======== PROVIDED RECORDS

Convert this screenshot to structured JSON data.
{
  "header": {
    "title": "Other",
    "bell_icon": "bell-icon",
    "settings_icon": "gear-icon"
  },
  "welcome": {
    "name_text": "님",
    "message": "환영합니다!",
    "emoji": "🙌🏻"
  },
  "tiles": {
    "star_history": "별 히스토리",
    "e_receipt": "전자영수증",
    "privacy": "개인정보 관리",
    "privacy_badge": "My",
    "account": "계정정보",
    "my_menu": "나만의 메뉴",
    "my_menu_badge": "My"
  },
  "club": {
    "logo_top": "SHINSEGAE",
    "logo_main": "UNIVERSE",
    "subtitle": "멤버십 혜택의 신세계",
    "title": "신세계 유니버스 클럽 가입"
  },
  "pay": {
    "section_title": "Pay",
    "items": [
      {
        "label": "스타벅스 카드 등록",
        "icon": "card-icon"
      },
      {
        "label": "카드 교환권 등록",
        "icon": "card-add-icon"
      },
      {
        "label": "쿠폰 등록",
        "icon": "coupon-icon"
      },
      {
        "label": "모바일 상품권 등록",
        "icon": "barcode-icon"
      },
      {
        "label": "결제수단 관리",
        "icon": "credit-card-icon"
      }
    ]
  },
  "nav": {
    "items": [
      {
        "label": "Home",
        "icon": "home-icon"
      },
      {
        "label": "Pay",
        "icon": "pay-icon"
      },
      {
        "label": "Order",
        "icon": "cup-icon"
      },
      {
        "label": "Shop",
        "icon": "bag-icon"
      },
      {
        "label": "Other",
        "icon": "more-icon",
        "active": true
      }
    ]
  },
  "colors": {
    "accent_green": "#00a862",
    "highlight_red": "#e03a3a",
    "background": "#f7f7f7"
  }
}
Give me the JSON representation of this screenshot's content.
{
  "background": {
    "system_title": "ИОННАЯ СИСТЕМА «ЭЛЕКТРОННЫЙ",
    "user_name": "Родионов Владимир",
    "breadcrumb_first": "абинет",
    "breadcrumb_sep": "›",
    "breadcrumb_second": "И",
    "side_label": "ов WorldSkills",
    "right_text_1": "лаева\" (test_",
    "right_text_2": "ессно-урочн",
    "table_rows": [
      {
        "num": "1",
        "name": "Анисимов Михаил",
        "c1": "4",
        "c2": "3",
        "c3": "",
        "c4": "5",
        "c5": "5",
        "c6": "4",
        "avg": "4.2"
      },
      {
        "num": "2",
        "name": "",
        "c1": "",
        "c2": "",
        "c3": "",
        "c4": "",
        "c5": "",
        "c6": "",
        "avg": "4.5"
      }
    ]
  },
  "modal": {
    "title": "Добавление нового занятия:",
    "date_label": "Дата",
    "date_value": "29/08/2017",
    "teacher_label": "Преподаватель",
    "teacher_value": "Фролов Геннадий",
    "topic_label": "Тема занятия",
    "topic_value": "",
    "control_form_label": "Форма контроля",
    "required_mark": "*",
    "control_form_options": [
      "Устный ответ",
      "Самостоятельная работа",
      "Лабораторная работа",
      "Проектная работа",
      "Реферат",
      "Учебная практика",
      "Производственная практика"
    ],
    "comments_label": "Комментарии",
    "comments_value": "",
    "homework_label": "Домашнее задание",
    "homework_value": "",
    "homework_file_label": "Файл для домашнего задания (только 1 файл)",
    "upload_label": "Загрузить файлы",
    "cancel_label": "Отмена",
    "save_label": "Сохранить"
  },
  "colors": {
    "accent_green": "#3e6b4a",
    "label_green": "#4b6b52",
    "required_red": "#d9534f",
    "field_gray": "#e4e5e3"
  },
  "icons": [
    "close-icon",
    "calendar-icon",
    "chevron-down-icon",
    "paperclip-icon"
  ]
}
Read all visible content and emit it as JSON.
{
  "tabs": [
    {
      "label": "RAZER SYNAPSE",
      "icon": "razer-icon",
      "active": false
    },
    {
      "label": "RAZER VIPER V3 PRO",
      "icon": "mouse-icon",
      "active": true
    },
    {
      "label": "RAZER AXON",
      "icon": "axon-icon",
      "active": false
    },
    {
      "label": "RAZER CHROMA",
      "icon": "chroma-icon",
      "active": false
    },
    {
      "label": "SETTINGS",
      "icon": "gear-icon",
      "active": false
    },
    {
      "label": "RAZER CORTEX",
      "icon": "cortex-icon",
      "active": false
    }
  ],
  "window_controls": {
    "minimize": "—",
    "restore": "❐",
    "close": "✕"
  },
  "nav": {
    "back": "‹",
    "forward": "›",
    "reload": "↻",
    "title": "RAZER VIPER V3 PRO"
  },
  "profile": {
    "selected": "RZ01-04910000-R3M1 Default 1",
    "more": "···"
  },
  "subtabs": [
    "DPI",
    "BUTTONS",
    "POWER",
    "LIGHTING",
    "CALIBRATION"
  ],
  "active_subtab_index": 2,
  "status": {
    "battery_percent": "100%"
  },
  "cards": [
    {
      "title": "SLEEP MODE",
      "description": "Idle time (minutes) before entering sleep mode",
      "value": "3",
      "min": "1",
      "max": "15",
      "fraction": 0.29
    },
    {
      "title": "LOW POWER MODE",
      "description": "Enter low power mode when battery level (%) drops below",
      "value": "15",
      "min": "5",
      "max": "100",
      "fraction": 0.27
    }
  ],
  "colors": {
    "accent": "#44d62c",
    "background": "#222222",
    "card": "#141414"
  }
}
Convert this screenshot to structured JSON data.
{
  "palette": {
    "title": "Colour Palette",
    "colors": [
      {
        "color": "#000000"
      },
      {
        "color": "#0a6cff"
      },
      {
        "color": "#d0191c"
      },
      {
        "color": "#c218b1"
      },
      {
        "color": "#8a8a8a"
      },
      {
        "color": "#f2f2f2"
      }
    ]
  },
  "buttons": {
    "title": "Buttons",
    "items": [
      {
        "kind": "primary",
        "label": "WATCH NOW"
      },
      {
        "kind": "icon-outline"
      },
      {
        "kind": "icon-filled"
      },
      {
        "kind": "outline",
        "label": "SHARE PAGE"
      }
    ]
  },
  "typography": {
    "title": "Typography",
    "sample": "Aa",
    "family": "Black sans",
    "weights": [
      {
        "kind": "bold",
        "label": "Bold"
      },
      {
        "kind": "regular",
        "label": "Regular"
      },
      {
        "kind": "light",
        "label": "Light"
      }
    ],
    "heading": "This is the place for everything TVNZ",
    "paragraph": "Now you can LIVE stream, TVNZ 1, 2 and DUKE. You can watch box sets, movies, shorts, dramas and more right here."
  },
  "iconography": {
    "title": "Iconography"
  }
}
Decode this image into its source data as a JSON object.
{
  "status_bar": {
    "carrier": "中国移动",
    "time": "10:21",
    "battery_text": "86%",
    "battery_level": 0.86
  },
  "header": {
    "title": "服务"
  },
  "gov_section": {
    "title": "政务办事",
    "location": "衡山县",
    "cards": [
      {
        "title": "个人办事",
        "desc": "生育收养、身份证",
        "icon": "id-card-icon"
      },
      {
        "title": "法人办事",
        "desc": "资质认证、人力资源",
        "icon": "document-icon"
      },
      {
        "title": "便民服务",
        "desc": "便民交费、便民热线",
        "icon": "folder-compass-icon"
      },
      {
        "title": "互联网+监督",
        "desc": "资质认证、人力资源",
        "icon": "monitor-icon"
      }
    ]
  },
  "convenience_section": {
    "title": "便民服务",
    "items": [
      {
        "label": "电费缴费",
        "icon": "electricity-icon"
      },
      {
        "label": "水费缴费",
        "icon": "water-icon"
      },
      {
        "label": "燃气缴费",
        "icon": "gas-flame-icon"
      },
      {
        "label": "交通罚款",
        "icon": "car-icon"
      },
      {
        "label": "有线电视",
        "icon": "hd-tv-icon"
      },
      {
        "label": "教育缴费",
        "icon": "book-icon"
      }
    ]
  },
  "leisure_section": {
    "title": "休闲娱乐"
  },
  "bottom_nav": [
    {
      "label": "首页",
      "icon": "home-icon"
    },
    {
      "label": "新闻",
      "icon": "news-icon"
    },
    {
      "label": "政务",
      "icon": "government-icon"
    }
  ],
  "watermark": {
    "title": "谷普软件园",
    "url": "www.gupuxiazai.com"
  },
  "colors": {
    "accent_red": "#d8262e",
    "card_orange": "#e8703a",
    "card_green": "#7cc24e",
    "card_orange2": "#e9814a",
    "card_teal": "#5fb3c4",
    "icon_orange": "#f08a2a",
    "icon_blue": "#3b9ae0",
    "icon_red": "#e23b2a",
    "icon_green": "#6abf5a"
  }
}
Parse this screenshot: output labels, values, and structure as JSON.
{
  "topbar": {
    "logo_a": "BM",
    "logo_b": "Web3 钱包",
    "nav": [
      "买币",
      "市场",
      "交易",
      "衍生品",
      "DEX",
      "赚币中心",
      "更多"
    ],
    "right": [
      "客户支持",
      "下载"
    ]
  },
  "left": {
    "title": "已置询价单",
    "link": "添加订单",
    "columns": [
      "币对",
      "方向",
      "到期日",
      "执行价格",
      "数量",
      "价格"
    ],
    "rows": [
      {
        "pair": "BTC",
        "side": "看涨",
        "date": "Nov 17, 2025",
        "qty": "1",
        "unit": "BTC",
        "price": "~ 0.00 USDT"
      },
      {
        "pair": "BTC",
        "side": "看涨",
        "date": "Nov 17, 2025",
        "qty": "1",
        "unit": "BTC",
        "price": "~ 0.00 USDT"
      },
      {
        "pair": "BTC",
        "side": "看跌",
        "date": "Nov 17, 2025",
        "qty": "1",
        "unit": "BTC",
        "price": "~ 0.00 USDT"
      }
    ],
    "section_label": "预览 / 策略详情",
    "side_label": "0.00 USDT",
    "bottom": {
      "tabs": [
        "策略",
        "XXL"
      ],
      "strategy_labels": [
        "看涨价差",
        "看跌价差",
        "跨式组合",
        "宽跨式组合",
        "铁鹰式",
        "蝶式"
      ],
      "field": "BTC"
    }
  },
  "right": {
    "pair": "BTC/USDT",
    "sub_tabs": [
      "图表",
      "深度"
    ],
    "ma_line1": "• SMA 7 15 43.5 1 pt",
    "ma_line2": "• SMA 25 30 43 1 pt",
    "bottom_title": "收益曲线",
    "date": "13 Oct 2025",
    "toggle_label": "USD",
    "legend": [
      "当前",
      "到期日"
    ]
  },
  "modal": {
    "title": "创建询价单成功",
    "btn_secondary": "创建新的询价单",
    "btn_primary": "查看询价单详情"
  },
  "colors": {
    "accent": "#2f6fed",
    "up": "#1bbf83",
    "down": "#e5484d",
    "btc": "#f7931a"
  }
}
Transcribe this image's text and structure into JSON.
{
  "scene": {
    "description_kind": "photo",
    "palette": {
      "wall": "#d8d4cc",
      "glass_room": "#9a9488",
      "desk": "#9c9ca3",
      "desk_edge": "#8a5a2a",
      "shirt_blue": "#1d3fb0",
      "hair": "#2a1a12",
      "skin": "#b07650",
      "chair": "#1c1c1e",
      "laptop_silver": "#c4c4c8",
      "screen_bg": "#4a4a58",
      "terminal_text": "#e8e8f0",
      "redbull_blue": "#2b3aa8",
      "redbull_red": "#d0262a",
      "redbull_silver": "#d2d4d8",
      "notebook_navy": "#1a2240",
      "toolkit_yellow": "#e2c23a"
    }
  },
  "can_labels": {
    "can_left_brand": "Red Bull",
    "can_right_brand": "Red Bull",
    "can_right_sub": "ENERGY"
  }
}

================

YOUR OBJECTIVE ▸
Pick out lines containing the word "more", each one as written.

WRITTEN SOLUTION ▸
        "icon": "more-icon",
    "more": "···"
    "paragraph": "Now you can LIVE stream, TVNZ 1, 2 and DUKE. You can watch box sets, movies, shorts, dramas and more right here."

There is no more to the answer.